• DESCRIPTION OF THE TASK
Every line with the string "河北石家庄卷" should be gathered.

____

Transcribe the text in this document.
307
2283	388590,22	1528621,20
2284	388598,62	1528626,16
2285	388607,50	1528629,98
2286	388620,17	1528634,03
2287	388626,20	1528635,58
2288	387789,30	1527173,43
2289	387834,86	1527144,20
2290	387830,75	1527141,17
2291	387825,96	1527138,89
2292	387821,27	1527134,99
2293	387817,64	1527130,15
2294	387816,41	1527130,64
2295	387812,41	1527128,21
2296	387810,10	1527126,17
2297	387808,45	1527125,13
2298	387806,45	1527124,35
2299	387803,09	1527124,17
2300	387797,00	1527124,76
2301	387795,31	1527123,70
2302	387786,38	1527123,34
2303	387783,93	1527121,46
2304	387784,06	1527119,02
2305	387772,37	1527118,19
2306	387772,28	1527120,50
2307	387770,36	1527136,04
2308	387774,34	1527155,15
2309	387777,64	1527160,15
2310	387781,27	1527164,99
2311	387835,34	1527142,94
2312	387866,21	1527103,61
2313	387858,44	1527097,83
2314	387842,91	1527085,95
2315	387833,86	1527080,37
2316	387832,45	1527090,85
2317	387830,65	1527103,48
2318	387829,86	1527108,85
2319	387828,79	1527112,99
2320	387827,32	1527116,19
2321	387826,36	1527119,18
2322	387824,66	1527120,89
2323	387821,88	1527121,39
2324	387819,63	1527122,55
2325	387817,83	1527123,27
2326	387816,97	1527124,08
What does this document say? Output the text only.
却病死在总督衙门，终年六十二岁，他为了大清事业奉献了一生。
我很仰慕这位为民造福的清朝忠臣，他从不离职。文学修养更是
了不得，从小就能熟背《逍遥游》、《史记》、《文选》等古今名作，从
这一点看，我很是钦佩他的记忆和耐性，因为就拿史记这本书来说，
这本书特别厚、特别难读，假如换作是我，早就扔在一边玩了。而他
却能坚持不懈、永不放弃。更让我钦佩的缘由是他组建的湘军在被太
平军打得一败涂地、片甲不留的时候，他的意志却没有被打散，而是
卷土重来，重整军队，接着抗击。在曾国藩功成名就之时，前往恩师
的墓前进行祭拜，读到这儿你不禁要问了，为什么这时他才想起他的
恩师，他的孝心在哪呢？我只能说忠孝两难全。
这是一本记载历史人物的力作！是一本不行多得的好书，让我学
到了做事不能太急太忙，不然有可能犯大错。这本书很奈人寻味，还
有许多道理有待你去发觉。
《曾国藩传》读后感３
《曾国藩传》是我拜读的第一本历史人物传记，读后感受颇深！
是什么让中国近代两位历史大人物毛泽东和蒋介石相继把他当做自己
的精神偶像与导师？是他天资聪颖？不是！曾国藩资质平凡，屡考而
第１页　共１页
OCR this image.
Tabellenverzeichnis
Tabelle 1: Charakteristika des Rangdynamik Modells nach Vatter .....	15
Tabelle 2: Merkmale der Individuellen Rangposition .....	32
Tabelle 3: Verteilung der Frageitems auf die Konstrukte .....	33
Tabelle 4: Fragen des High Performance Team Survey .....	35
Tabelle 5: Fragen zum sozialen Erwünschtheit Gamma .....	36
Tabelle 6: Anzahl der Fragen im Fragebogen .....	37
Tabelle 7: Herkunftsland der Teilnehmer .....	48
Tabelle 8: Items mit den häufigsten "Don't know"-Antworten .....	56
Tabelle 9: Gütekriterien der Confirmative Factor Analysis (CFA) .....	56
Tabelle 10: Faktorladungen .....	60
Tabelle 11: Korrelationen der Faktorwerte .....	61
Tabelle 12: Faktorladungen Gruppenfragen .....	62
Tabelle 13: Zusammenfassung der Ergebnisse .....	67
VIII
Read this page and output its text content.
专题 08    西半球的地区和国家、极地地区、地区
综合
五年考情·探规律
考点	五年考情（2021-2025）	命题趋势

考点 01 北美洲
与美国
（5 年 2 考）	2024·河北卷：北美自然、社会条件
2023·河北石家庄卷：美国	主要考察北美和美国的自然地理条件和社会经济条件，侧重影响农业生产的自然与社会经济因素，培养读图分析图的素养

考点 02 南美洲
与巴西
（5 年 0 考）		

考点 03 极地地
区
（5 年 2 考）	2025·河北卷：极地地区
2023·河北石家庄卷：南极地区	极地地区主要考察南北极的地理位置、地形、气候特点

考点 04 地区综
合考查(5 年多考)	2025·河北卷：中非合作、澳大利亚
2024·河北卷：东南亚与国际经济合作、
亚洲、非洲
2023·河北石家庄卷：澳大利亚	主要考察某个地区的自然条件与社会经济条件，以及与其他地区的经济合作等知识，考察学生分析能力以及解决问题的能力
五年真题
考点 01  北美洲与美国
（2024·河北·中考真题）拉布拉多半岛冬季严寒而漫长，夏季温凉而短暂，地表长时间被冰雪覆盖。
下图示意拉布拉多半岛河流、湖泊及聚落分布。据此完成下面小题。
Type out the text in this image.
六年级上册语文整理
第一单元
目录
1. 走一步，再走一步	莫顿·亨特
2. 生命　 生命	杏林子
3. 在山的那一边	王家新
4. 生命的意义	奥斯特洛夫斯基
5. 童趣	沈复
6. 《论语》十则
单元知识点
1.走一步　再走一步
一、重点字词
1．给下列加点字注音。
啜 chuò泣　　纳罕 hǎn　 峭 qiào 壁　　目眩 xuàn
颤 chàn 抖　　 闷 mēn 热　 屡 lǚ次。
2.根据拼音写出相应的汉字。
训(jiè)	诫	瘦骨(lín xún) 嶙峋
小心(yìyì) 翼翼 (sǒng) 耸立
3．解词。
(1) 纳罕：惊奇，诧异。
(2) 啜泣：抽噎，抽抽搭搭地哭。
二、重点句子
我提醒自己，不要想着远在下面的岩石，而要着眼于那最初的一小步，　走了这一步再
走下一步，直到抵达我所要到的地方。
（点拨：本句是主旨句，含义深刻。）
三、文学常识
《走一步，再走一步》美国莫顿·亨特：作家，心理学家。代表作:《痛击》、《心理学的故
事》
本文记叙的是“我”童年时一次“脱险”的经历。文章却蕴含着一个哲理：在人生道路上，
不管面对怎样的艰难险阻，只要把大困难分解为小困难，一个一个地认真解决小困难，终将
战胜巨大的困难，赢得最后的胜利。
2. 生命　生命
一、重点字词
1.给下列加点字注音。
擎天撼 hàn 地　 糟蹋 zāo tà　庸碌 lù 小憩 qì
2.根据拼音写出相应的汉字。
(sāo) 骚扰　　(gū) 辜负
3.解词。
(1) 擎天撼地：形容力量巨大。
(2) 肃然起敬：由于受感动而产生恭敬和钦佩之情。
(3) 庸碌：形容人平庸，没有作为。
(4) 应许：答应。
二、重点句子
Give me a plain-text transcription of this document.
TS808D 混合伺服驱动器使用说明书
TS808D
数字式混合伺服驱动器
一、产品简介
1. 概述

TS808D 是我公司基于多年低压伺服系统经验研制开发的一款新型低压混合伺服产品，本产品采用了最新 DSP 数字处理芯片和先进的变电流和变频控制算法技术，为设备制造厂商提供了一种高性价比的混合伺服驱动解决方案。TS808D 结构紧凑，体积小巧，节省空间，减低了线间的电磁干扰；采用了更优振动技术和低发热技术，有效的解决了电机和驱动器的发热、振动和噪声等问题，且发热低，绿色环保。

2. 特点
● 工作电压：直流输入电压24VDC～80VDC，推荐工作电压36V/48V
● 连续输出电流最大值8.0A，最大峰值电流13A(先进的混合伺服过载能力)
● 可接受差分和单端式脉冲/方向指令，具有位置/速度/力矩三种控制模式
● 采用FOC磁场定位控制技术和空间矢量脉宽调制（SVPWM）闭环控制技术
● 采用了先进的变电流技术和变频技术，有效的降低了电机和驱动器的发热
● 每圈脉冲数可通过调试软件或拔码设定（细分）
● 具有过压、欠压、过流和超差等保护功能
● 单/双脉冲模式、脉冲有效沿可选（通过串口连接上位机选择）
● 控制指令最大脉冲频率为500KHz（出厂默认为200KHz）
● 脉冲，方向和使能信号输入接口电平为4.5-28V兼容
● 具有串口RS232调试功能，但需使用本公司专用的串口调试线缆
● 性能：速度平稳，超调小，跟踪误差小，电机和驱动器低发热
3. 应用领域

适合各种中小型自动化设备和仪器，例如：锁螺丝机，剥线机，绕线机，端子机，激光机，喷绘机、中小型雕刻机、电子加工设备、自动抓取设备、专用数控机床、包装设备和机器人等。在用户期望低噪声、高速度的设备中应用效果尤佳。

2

____

• TASK ANSWER
2023·河北石家庄卷：美国	主要考察北美和美国的自然地理条件和社会经济条件，侧重影响农业生产的自然与社会经济因素，培养读图分析图的素养
2023·河北石家庄卷：南极地区	极地地区主要考察南北极的地理位置、地形、气候特点
2023·河北石家庄卷：澳大利亚	主要考察某个地区的自然条件与社会经济条件，以及与其他地区的经济合作等知识，考察学生分析能力以及解决问题的能力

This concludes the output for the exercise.